Problem statement
Exact repetition is required: output every record in full.

## Begin Dataset entries

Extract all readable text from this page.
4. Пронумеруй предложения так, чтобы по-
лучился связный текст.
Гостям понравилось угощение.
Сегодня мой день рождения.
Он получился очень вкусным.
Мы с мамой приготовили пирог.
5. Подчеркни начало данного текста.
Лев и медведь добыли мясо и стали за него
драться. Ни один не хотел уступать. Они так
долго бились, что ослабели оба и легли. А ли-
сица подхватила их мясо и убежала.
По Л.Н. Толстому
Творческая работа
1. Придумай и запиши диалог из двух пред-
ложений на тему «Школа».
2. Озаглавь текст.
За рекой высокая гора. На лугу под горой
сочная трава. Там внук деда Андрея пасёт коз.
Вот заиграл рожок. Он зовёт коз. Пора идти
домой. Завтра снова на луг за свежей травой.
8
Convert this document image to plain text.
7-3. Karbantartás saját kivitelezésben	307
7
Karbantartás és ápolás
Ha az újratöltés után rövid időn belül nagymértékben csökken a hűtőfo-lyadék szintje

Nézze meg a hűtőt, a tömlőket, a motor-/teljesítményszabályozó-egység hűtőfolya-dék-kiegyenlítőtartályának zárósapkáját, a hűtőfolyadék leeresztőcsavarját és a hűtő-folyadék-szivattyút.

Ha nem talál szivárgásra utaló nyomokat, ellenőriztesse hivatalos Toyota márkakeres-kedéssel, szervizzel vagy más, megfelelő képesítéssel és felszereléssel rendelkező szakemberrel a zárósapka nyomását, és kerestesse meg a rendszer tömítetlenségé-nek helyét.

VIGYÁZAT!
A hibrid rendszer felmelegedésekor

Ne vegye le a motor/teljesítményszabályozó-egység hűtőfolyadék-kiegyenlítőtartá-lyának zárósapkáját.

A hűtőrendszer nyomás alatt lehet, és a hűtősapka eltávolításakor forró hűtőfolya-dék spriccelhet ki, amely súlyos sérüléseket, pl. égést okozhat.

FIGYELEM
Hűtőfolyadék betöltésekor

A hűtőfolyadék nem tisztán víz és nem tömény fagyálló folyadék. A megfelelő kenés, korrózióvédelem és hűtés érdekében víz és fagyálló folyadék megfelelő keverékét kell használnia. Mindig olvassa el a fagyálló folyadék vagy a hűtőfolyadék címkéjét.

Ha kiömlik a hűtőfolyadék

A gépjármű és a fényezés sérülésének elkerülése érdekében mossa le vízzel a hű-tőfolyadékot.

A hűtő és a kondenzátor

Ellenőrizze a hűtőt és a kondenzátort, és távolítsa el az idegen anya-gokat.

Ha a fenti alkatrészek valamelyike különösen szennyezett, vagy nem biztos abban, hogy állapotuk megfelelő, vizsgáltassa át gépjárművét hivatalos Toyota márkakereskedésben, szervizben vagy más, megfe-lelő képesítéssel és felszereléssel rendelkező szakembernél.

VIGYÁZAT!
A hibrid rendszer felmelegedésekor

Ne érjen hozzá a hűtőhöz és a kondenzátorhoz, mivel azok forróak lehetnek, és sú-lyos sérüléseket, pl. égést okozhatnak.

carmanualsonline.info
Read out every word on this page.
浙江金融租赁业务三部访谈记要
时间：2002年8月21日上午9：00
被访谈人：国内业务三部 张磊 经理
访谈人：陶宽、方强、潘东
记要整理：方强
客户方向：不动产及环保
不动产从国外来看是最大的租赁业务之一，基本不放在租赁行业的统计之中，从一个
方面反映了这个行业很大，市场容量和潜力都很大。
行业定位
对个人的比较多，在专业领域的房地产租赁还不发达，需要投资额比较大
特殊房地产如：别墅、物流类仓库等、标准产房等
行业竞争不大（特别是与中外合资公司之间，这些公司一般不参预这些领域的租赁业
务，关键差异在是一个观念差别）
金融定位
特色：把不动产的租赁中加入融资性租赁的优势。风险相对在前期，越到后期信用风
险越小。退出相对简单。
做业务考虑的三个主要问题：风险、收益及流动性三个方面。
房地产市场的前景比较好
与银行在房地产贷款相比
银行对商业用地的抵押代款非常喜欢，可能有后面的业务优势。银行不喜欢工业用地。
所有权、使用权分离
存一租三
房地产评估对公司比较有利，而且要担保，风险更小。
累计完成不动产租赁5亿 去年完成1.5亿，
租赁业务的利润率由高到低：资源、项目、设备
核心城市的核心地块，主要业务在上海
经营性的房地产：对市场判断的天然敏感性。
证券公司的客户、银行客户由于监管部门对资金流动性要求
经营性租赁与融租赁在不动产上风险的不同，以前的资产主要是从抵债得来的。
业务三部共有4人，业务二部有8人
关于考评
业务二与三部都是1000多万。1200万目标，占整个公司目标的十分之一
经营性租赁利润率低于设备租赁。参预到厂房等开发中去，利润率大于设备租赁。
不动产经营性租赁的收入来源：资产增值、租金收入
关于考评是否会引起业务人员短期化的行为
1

## End Dataset entries

Correct answer
Extract all readable text from this page.
4. Пронумеруй предложения так, чтобы по-
лучился связный текст.
Гостям понравилось угощение.
Сегодня мой день рождения.
Он получился очень вкусным.
Мы с мамой приготовили пирог.
5. Подчеркни начало данного текста.
Лев и медведь добыли мясо и стали за него
драться. Ни один не хотел уступать. Они так
долго бились, что ослабели оба и легли. А ли-
сица подхватила их мясо и убежала.
По Л.Н. Толстому
Творческая работа
1. Придумай и запиши диалог из двух пред-
ложений на тему «Школа».
2. Озаглавь текст.
За рекой высокая гора. На лугу под горой
сочная трава. Там внук деда Андрея пасёт коз.
Вот заиграл рожок. Он зовёт коз. Пора идти
домой. Завтра снова на луг за свежей травой.
8
Convert this document image to plain text.
7-3. Karbantartás saját kivitelezésben	307
7
Karbantartás és ápolás
Ha az újratöltés után rövid időn belül nagymértékben csökken a hűtőfo-lyadék szintje

Nézze meg a hűtőt, a tömlőket, a motor-/teljesítményszabályozó-egység hűtőfolya-dék-kiegyenlítőtartályának zárósapkáját, a hűtőfolyadék leeresztőcsavarját és a hűtő-folyadék-szivattyút.

Ha nem talál szivárgásra utaló nyomokat, ellenőriztesse hivatalos Toyota márkakeres-kedéssel, szervizzel vagy más, megfelelő képesítéssel és felszereléssel rendelkező szakemberrel a zárósapka nyomását, és kerestesse meg a rendszer tömítetlenségé-nek helyét.

VIGYÁZAT!
A hibrid rendszer felmelegedésekor

Ne vegye le a motor/teljesítményszabályozó-egység hűtőfolyadék-kiegyenlítőtartá-lyának zárósapkáját.

A hűtőrendszer nyomás alatt lehet, és a hűtősapka eltávolításakor forró hűtőfolya-dék spriccelhet ki, amely súlyos sérüléseket, pl. égést okozhat.

FIGYELEM
Hűtőfolyadék betöltésekor

A hűtőfolyadék nem tisztán víz és nem tömény fagyálló folyadék. A megfelelő kenés, korrózióvédelem és hűtés érdekében víz és fagyálló folyadék megfelelő keverékét kell használnia. Mindig olvassa el a fagyálló folyadék vagy a hűtőfolyadék címkéjét.

Ha kiömlik a hűtőfolyadék

A gépjármű és a fényezés sérülésének elkerülése érdekében mossa le vízzel a hű-tőfolyadékot.

A hűtő és a kondenzátor

Ellenőrizze a hűtőt és a kondenzátort, és távolítsa el az idegen anya-gokat.

Ha a fenti alkatrészek valamelyike különösen szennyezett, vagy nem biztos abban, hogy állapotuk megfelelő, vizsgáltassa át gépjárművét hivatalos Toyota márkakereskedésben, szervizben vagy más, megfe-lelő képesítéssel és felszereléssel rendelkező szakembernél.

VIGYÁZAT!
A hibrid rendszer felmelegedésekor

Ne érjen hozzá a hűtőhöz és a kondenzátorhoz, mivel azok forróak lehetnek, és sú-lyos sérüléseket, pl. égést okozhatnak.

carmanualsonline.info
Read out every word on this page.
浙江金融租赁业务三部访谈记要
时间：2002年8月21日上午9：00
被访谈人：国内业务三部 张磊 经理
访谈人：陶宽、方强、潘东
记要整理：方强
客户方向：不动产及环保
不动产从国外来看是最大的租赁业务之一，基本不放在租赁行业的统计之中，从一个
方面反映了这个行业很大，市场容量和潜力都很大。
行业定位
对个人的比较多，在专业领域的房地产租赁还不发达，需要投资额比较大
特殊房地产如：别墅、物流类仓库等、标准产房等
行业竞争不大（特别是与中外合资公司之间，这些公司一般不参预这些领域的租赁业
务，关键差异在是一个观念差别）
金融定位
特色：把不动产的租赁中加入融资性租赁的优势。风险相对在前期，越到后期信用风
险越小。退出相对简单。
做业务考虑的三个主要问题：风险、收益及流动性三个方面。
房地产市场的前景比较好
与银行在房地产贷款相比
银行对商业用地的抵押代款非常喜欢，可能有后面的业务优势。银行不喜欢工业用地。
所有权、使用权分离
存一租三
房地产评估对公司比较有利，而且要担保，风险更小。
累计完成不动产租赁5亿 去年完成1.5亿，
租赁业务的利润率由高到低：资源、项目、设备
核心城市的核心地块，主要业务在上海
经营性的房地产：对市场判断的天然敏感性。
证券公司的客户、银行客户由于监管部门对资金流动性要求
经营性租赁与融租赁在不动产上风险的不同，以前的资产主要是从抵债得来的。
业务三部共有4人，业务二部有8人
关于考评
业务二与三部都是1000多万。1200万目标，占整个公司目标的十分之一
经营性租赁利润率低于设备租赁。参预到厂房等开发中去，利润率大于设备租赁。
不动产经营性租赁的收入来源：资产增值、租金收入
关于考评是否会引起业务人员短期化的行为
1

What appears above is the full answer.